Items from a dataset:
_ _ _ _

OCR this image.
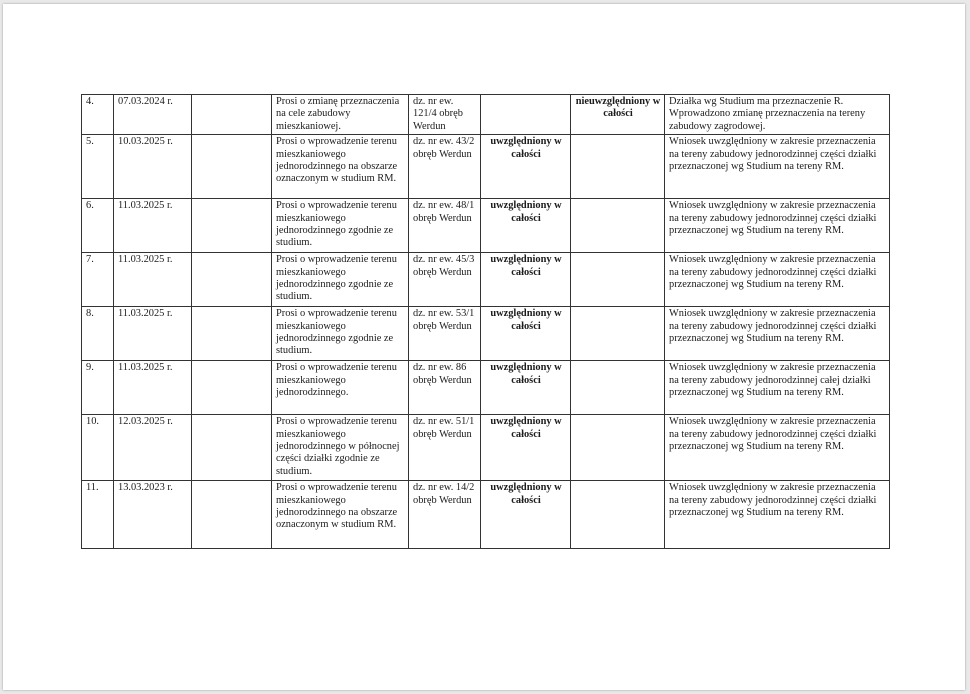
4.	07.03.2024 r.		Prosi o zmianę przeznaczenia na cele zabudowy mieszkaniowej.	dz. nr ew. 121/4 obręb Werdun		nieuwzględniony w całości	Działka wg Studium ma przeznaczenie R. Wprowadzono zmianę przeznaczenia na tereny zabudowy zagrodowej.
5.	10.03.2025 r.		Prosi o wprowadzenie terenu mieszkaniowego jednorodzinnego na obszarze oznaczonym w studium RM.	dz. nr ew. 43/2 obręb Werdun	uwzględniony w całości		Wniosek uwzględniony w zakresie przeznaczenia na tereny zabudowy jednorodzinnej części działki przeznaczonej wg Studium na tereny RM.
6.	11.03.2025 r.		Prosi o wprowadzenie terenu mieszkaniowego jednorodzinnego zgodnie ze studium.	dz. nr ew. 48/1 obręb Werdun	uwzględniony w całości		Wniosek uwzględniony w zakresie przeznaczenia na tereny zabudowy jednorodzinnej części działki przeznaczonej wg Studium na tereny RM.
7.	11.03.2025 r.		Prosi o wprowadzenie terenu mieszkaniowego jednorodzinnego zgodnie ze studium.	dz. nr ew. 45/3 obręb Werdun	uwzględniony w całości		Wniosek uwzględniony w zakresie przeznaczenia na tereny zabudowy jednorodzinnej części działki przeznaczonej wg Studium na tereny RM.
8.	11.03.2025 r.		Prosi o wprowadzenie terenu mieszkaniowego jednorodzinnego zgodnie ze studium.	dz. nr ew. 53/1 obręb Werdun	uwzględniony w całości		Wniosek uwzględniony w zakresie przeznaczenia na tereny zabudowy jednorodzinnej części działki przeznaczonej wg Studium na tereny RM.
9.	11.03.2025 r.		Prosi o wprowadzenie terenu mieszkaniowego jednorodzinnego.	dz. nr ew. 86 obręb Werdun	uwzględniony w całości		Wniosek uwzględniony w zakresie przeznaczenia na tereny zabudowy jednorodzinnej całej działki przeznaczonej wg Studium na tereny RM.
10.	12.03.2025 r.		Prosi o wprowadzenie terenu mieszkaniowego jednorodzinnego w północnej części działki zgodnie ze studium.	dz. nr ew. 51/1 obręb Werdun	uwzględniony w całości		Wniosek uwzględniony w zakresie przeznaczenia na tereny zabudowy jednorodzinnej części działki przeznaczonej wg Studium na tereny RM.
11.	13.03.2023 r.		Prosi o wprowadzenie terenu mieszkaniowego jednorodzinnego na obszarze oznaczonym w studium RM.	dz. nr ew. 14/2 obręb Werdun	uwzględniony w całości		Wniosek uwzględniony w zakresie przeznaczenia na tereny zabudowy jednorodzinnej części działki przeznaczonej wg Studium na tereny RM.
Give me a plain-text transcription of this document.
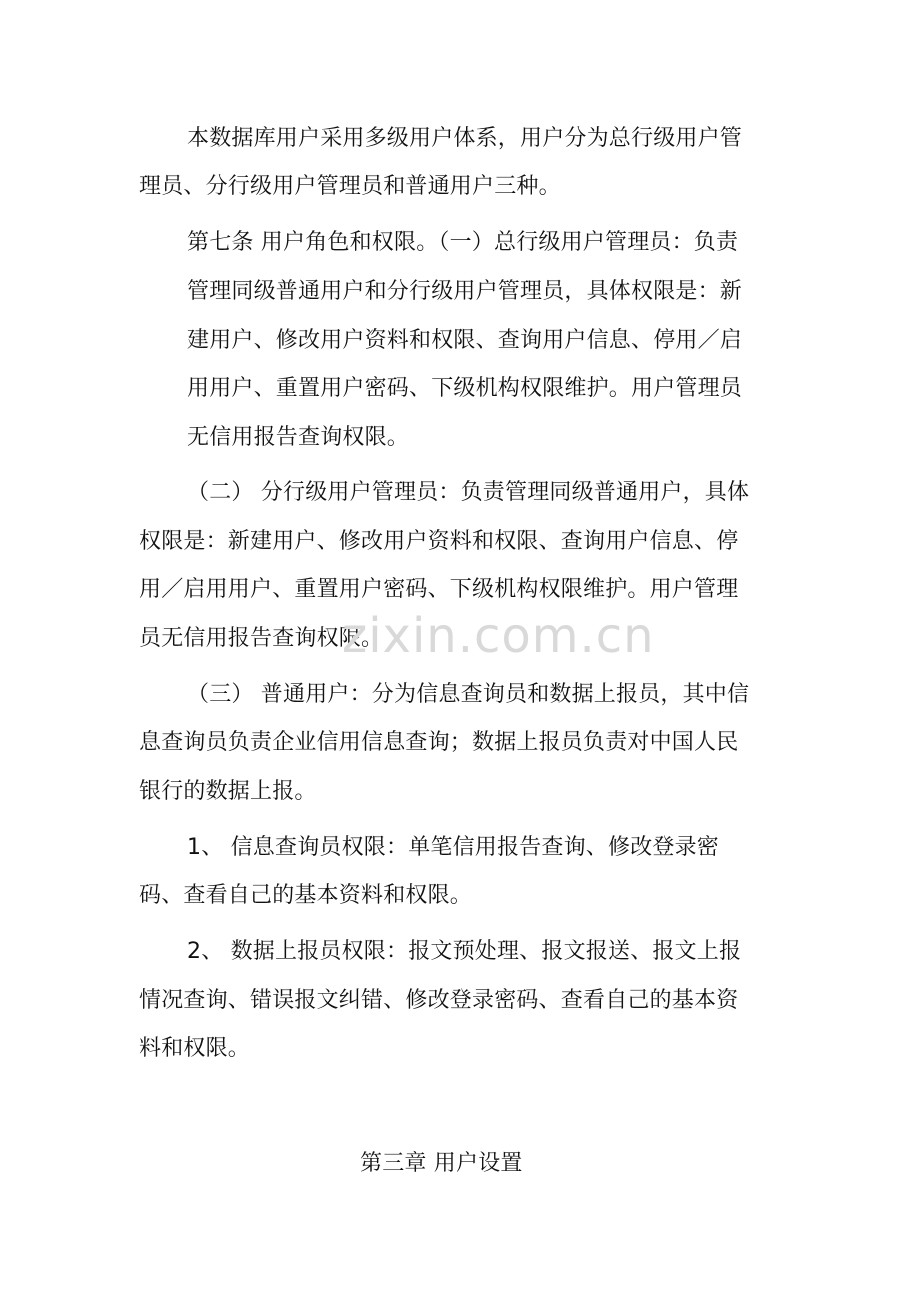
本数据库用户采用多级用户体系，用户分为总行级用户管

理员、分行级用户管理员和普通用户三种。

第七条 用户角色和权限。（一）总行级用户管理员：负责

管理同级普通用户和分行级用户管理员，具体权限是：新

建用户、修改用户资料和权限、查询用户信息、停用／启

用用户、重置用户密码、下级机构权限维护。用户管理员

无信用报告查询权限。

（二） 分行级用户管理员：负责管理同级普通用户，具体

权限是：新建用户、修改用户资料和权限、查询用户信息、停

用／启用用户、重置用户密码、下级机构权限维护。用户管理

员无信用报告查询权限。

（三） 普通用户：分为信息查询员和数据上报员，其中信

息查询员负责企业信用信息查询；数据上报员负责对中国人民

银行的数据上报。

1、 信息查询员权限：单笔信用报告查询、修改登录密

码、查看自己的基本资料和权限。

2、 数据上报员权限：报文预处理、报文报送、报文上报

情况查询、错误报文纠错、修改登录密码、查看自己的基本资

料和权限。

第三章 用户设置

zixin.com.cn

_ _ _ _

▸ Problem description:
Omit the pictures, then output the rest of the listing exactly.

▸ Response to the exercise:
OCR this image.
4.	07.03.2024 r.		Prosi o zmianę przeznaczenia na cele zabudowy mieszkaniowej.	dz. nr ew. 121/4 obręb Werdun		nieuwzględniony w całości	Działka wg Studium ma przeznaczenie R. Wprowadzono zmianę przeznaczenia na tereny zabudowy zagrodowej.
5.	10.03.2025 r.		Prosi o wprowadzenie terenu mieszkaniowego jednorodzinnego na obszarze oznaczonym w studium RM.	dz. nr ew. 43/2 obręb Werdun	uwzględniony w całości		Wniosek uwzględniony w zakresie przeznaczenia na tereny zabudowy jednorodzinnej części działki przeznaczonej wg Studium na tereny RM.
6.	11.03.2025 r.		Prosi o wprowadzenie terenu mieszkaniowego jednorodzinnego zgodnie ze studium.	dz. nr ew. 48/1 obręb Werdun	uwzględniony w całości		Wniosek uwzględniony w zakresie przeznaczenia na tereny zabudowy jednorodzinnej części działki przeznaczonej wg Studium na tereny RM.
7.	11.03.2025 r.		Prosi o wprowadzenie terenu mieszkaniowego jednorodzinnego zgodnie ze studium.	dz. nr ew. 45/3 obręb Werdun	uwzględniony w całości		Wniosek uwzględniony w zakresie przeznaczenia na tereny zabudowy jednorodzinnej części działki przeznaczonej wg Studium na tereny RM.
8.	11.03.2025 r.		Prosi o wprowadzenie terenu mieszkaniowego jednorodzinnego zgodnie ze studium.	dz. nr ew. 53/1 obręb Werdun	uwzględniony w całości		Wniosek uwzględniony w zakresie przeznaczenia na tereny zabudowy jednorodzinnej części działki przeznaczonej wg Studium na tereny RM.
9.	11.03.2025 r.		Prosi o wprowadzenie terenu mieszkaniowego jednorodzinnego.	dz. nr ew. 86 obręb Werdun	uwzględniony w całości		Wniosek uwzględniony w zakresie przeznaczenia na tereny zabudowy jednorodzinnej całej działki przeznaczonej wg Studium na tereny RM.
10.	12.03.2025 r.		Prosi o wprowadzenie terenu mieszkaniowego jednorodzinnego w północnej części działki zgodnie ze studium.	dz. nr ew. 51/1 obręb Werdun	uwzględniony w całości		Wniosek uwzględniony w zakresie przeznaczenia na tereny zabudowy jednorodzinnej części działki przeznaczonej wg Studium na tereny RM.
11.	13.03.2023 r.		Prosi o wprowadzenie terenu mieszkaniowego jednorodzinnego na obszarze oznaczonym w studium RM.	dz. nr ew. 14/2 obręb Werdun	uwzględniony w całości		Wniosek uwzględniony w zakresie przeznaczenia na tereny zabudowy jednorodzinnej części działki przeznaczonej wg Studium na tereny RM.
Give me a plain-text transcription of this document.
本数据库用户采用多级用户体系，用户分为总行级用户管

理员、分行级用户管理员和普通用户三种。

第七条 用户角色和权限。（一）总行级用户管理员：负责

管理同级普通用户和分行级用户管理员，具体权限是：新

建用户、修改用户资料和权限、查询用户信息、停用／启

用用户、重置用户密码、下级机构权限维护。用户管理员

无信用报告查询权限。

（二） 分行级用户管理员：负责管理同级普通用户，具体

权限是：新建用户、修改用户资料和权限、查询用户信息、停

用／启用用户、重置用户密码、下级机构权限维护。用户管理

员无信用报告查询权限。

（三） 普通用户：分为信息查询员和数据上报员，其中信

息查询员负责企业信用信息查询；数据上报员负责对中国人民

银行的数据上报。

1、 信息查询员权限：单笔信用报告查询、修改登录密

码、查看自己的基本资料和权限。

2、 数据上报员权限：报文预处理、报文报送、报文上报

情况查询、错误报文纠错、修改登录密码、查看自己的基本资

料和权限。

第三章 用户设置

zixin.com.cn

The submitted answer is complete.